**WHAT YOU NEED TO DO**
From the data that follows, copy every line holding the string "name".
══ DATA EXTRACT
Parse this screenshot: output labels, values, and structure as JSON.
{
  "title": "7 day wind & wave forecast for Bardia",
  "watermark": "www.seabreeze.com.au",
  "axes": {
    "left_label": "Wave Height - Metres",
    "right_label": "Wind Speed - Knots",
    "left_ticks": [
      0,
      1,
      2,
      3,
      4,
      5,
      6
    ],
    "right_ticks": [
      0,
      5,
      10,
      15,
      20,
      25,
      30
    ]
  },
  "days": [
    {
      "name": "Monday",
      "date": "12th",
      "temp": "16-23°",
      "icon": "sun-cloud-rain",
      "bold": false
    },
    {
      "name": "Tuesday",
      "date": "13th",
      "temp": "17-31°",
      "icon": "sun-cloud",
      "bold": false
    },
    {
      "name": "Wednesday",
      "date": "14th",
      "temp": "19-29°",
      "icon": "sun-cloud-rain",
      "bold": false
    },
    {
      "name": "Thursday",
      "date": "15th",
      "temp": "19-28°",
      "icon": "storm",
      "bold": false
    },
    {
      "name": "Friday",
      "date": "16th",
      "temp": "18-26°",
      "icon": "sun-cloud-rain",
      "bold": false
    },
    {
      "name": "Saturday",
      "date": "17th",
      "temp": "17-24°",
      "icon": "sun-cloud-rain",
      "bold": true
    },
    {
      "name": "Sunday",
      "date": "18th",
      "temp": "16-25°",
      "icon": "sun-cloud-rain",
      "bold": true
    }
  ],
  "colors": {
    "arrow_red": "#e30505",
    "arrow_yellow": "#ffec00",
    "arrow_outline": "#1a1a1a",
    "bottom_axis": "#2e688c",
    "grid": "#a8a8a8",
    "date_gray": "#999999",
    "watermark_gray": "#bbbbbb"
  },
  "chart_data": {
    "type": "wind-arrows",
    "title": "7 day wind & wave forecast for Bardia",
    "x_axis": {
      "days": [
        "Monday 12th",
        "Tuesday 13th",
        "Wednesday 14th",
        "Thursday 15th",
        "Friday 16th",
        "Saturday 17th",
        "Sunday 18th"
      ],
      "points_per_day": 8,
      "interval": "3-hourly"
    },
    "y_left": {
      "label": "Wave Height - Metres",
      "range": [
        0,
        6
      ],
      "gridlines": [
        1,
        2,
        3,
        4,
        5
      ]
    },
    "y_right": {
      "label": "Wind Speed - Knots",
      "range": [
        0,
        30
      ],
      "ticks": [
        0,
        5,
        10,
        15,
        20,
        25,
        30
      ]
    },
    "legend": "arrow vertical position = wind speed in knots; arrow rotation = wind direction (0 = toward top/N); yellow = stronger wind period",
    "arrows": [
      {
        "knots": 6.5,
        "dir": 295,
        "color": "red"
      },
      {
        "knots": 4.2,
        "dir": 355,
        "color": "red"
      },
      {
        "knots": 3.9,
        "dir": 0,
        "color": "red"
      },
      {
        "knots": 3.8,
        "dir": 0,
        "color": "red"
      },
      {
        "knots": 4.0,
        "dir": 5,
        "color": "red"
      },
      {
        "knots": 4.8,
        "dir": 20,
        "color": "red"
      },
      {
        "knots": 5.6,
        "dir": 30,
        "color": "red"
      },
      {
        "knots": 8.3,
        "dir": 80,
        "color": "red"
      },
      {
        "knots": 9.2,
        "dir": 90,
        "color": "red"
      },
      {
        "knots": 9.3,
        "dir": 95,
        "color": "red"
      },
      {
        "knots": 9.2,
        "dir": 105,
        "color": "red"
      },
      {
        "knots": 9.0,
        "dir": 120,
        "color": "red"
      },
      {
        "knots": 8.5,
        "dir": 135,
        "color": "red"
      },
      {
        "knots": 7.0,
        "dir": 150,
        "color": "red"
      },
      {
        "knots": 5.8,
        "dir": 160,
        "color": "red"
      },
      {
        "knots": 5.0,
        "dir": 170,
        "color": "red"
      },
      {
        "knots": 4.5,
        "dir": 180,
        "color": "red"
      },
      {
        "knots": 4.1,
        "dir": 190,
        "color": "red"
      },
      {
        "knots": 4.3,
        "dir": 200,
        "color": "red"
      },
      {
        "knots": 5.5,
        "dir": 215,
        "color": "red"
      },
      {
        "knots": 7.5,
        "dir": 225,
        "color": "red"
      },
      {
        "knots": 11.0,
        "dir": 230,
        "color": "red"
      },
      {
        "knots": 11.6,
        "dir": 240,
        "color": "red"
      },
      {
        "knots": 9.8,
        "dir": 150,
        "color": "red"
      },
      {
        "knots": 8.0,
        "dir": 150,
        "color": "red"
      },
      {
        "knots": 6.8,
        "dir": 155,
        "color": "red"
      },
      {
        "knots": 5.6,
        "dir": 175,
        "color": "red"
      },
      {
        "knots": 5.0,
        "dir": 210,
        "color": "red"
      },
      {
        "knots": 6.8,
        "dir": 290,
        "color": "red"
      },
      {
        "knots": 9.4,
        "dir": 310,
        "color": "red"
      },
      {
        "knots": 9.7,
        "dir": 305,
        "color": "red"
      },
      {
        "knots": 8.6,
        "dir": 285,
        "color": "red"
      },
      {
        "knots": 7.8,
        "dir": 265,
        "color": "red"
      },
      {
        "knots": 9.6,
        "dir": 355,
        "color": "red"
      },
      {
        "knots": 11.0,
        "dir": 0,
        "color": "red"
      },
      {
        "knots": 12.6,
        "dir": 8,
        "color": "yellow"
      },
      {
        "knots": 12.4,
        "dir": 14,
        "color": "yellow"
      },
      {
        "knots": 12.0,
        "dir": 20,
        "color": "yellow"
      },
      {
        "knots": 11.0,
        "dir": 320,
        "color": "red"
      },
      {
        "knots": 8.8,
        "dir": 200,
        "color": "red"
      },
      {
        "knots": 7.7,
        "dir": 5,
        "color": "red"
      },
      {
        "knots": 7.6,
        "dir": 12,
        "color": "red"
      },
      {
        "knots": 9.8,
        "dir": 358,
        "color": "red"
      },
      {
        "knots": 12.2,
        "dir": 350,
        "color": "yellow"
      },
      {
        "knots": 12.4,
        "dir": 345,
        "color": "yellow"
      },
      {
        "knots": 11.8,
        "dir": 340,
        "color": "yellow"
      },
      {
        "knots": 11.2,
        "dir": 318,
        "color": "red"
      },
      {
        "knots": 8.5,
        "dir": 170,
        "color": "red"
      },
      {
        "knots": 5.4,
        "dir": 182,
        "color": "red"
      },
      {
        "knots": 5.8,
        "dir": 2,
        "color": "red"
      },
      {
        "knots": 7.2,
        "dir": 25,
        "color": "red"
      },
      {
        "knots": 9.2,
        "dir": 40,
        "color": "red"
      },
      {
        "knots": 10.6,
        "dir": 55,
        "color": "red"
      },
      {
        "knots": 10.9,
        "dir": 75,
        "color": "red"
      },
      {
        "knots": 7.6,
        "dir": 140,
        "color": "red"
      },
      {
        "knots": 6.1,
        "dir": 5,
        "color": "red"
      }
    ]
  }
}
════
**EXERCISE RESULT**
      "name": "Monday",
      "name": "Tuesday",
      "name": "Wednesday",
      "name": "Thursday",
      "name": "Friday",
      "name": "Saturday",
      "name": "Sunday",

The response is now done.